Short task: Return the records that follow, matching each one exactly.

(Data records)

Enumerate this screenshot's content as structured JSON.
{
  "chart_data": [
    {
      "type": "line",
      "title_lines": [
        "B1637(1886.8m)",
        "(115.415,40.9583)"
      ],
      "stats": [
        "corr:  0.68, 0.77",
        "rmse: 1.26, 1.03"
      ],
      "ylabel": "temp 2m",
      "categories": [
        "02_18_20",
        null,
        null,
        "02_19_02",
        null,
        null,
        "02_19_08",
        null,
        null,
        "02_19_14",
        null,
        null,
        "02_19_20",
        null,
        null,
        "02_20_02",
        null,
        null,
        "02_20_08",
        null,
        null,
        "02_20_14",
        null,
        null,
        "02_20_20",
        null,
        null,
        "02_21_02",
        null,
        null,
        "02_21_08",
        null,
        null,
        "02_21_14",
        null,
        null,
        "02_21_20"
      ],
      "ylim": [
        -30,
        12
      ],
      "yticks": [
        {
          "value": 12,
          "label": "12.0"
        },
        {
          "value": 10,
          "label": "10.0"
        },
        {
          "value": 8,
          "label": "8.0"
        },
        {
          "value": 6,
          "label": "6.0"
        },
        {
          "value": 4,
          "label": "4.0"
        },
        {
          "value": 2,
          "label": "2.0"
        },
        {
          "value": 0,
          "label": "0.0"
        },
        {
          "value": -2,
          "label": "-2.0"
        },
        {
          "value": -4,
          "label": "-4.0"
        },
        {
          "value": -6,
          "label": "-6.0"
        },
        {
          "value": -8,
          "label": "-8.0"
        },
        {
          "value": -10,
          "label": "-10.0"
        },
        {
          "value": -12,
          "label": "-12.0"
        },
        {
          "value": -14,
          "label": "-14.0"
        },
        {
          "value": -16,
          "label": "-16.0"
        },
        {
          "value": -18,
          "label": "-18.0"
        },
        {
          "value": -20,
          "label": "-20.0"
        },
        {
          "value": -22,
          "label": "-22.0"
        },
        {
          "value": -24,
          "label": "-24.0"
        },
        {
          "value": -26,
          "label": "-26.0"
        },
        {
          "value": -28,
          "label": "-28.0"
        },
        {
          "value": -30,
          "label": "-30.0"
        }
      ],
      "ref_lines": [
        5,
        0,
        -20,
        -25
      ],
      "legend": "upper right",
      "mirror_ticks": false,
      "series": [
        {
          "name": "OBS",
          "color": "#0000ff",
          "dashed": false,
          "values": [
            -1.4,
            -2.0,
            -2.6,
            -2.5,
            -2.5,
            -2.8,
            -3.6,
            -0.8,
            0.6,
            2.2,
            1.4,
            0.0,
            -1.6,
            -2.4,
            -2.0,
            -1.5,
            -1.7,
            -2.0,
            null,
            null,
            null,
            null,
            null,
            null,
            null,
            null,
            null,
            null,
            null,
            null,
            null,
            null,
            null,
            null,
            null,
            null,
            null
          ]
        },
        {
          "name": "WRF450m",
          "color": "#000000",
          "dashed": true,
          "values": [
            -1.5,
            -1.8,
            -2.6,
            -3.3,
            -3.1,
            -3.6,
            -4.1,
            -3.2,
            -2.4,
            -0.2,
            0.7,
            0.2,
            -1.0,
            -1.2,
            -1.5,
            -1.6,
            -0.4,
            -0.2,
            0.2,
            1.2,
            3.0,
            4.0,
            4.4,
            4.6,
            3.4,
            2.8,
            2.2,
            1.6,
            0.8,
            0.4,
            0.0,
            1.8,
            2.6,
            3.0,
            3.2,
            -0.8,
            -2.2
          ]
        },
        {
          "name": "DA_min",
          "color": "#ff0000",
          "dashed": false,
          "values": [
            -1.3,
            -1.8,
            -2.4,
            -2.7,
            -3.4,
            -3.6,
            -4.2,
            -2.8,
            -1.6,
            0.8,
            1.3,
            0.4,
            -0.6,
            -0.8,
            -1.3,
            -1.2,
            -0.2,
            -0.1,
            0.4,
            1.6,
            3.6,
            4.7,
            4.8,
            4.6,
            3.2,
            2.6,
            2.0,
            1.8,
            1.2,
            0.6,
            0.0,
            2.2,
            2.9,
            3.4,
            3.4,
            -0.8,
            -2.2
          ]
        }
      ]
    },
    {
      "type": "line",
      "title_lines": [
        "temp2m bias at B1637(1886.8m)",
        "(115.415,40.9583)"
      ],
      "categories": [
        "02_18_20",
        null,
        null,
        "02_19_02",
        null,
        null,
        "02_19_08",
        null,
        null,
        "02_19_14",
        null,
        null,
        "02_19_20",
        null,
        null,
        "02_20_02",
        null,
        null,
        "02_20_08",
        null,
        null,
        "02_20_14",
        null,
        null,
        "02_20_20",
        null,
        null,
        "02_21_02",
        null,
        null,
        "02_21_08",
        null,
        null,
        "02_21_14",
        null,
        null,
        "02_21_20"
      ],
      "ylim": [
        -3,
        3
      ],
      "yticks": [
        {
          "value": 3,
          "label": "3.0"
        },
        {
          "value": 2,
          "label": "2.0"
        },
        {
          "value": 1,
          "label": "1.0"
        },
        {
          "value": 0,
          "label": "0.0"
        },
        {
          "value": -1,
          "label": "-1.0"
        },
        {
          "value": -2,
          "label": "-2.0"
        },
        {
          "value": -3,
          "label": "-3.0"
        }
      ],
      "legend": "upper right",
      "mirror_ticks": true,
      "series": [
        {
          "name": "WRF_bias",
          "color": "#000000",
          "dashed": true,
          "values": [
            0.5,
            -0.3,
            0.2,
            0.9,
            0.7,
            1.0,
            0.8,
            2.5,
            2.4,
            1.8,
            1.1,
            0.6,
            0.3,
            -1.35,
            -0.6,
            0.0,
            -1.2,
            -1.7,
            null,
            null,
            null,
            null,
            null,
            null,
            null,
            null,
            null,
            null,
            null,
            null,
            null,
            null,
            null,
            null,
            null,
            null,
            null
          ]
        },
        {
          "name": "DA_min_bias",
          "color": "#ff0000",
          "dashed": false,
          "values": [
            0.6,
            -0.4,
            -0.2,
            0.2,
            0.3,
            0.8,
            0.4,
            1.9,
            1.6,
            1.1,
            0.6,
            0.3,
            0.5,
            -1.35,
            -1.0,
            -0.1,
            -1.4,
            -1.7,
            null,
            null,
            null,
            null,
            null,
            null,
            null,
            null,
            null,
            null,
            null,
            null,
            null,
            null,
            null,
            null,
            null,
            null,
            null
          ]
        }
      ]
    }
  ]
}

Task response:
Enumerate this screenshot's content as structured JSON.
{
  "chart_data": [
    {
      "type": "line",
      "title_lines": [
        "B1637(1886.8m)",
        "(115.415,40.9583)"
      ],
      "stats": [
        "corr:  0.68, 0.77",
        "rmse: 1.26, 1.03"
      ],
      "ylabel": "temp 2m",
      "categories": [
        "02_18_20",
        null,
        null,
        "02_19_02",
        null,
        null,
        "02_19_08",
        null,
        null,
        "02_19_14",
        null,
        null,
        "02_19_20",
        null,
        null,
        "02_20_02",
        null,
        null,
        "02_20_08",
        null,
        null,
        "02_20_14",
        null,
        null,
        "02_20_20",
        null,
        null,
        "02_21_02",
        null,
        null,
        "02_21_08",
        null,
        null,
        "02_21_14",
        null,
        null,
        "02_21_20"
      ],
      "ylim": [
        -30,
        12
      ],
      "yticks": [
        {
          "value": 12,
          "label": "12.0"
        },
        {
          "value": 10,
          "label": "10.0"
        },
        {
          "value": 8,
          "label": "8.0"
        },
        {
          "value": 6,
          "label": "6.0"
        },
        {
          "value": 4,
          "label": "4.0"
        },
        {
          "value": 2,
          "label": "2.0"
        },
        {
          "value": 0,
          "label": "0.0"
        },
        {
          "value": -2,
          "label": "-2.0"
        },
        {
          "value": -4,
          "label": "-4.0"
        },
        {
          "value": -6,
          "label": "-6.0"
        },
        {
          "value": -8,
          "label": "-8.0"
        },
        {
          "value": -10,
          "label": "-10.0"
        },
        {
          "value": -12,
          "label": "-12.0"
        },
        {
          "value": -14,
          "label": "-14.0"
        },
        {
          "value": -16,
          "label": "-16.0"
        },
        {
          "value": -18,
          "label": "-18.0"
        },
        {
          "value": -20,
          "label": "-20.0"
        },
        {
          "value": -22,
          "label": "-22.0"
        },
        {
          "value": -24,
          "label": "-24.0"
        },
        {
          "value": -26,
          "label": "-26.0"
        },
        {
          "value": -28,
          "label": "-28.0"
        },
        {
          "value": -30,
          "label": "-30.0"
        }
      ],
      "ref_lines": [
        5,
        0,
        -20,
        -25
      ],
      "legend": "upper right",
      "mirror_ticks": false,
      "series": [
        {
          "name": "OBS",
          "color": "#0000ff",
          "dashed": false,
          "values": [
            -1.4,
            -2.0,
            -2.6,
            -2.5,
            -2.5,
            -2.8,
            -3.6,
            -0.8,
            0.6,
            2.2,
            1.4,
            0.0,
            -1.6,
            -2.4,
            -2.0,
            -1.5,
            -1.7,
            -2.0,
            null,
            null,
            null,
            null,
            null,
            null,
            null,
            null,
            null,
            null,
            null,
            null,
            null,
            null,
            null,
            null,
            null,
            null,
            null
          ]
        },
        {
          "name": "WRF450m",
          "color": "#000000",
          "dashed": true,
          "values": [
            -1.5,
            -1.8,
            -2.6,
            -3.3,
            -3.1,
            -3.6,
            -4.1,
            -3.2,
            -2.4,
            -0.2,
            0.7,
            0.2,
            -1.0,
            -1.2,
            -1.5,
            -1.6,
            -0.4,
            -0.2,
            0.2,
            1.2,
            3.0,
            4.0,
            4.4,
            4.6,
            3.4,
            2.8,
            2.2,
            1.6,
            0.8,
            0.4,
            0.0,
            1.8,
            2.6,
            3.0,
            3.2,
            -0.8,
            -2.2
          ]
        },
        {
          "name": "DA_min",
          "color": "#ff0000",
          "dashed": false,
          "values": [
            -1.3,
            -1.8,
            -2.4,
            -2.7,
            -3.4,
            -3.6,
            -4.2,
            -2.8,
            -1.6,
            0.8,
            1.3,
            0.4,
            -0.6,
            -0.8,
            -1.3,
            -1.2,
            -0.2,
            -0.1,
            0.4,
            1.6,
            3.6,
            4.7,
            4.8,
            4.6,
            3.2,
            2.6,
            2.0,
            1.8,
            1.2,
            0.6,
            0.0,
            2.2,
            2.9,
            3.4,
            3.4,
            -0.8,
            -2.2
          ]
        }
      ]
    },
    {
      "type": "line",
      "title_lines": [
        "temp2m bias at B1637(1886.8m)",
        "(115.415,40.9583)"
      ],
      "categories": [
        "02_18_20",
        null,
        null,
        "02_19_02",
        null,
        null,
        "02_19_08",
        null,
        null,
        "02_19_14",
        null,
        null,
        "02_19_20",
        null,
        null,
        "02_20_02",
        null,
        null,
        "02_20_08",
        null,
        null,
        "02_20_14",
        null,
        null,
        "02_20_20",
        null,
        null,
        "02_21_02",
        null,
        null,
        "02_21_08",
        null,
        null,
        "02_21_14",
        null,
        null,
        "02_21_20"
      ],
      "ylim": [
        -3,
        3
      ],
      "yticks": [
        {
          "value": 3,
          "label": "3.0"
        },
        {
          "value": 2,
          "label": "2.0"
        },
        {
          "value": 1,
          "label": "1.0"
        },
        {
          "value": 0,
          "label": "0.0"
        },
        {
          "value": -1,
          "label": "-1.0"
        },
        {
          "value": -2,
          "label": "-2.0"
        },
        {
          "value": -3,
          "label": "-3.0"
        }
      ],
      "legend": "upper right",
      "mirror_ticks": true,
      "series": [
        {
          "name": "WRF_bias",
          "color": "#000000",
          "dashed": true,
          "values": [
            0.5,
            -0.3,
            0.2,
            0.9,
            0.7,
            1.0,
            0.8,
            2.5,
            2.4,
            1.8,
            1.1,
            0.6,
            0.3,
            -1.35,
            -0.6,
            0.0,
            -1.2,
            -1.7,
            null,
            null,
            null,
            null,
            null,
            null,
            null,
            null,
            null,
            null,
            null,
            null,
            null,
            null,
            null,
            null,
            null,
            null,
            null
          ]
        },
        {
          "name": "DA_min_bias",
          "color": "#ff0000",
          "dashed": false,
          "values": [
            0.6,
            -0.4,
            -0.2,
            0.2,
            0.3,
            0.8,
            0.4,
            1.9,
            1.6,
            1.1,
            0.6,
            0.3,
            0.5,
            -1.35,
            -1.0,
            -0.1,
            -1.4,
            -1.7,
            null,
            null,
            null,
            null,
            null,
            null,
            null,
            null,
            null,
            null,
            null,
            null,
            null,
            null,
            null,
            null,
            null,
            null,
            null
          ]
        }
      ]
    }
  ]
}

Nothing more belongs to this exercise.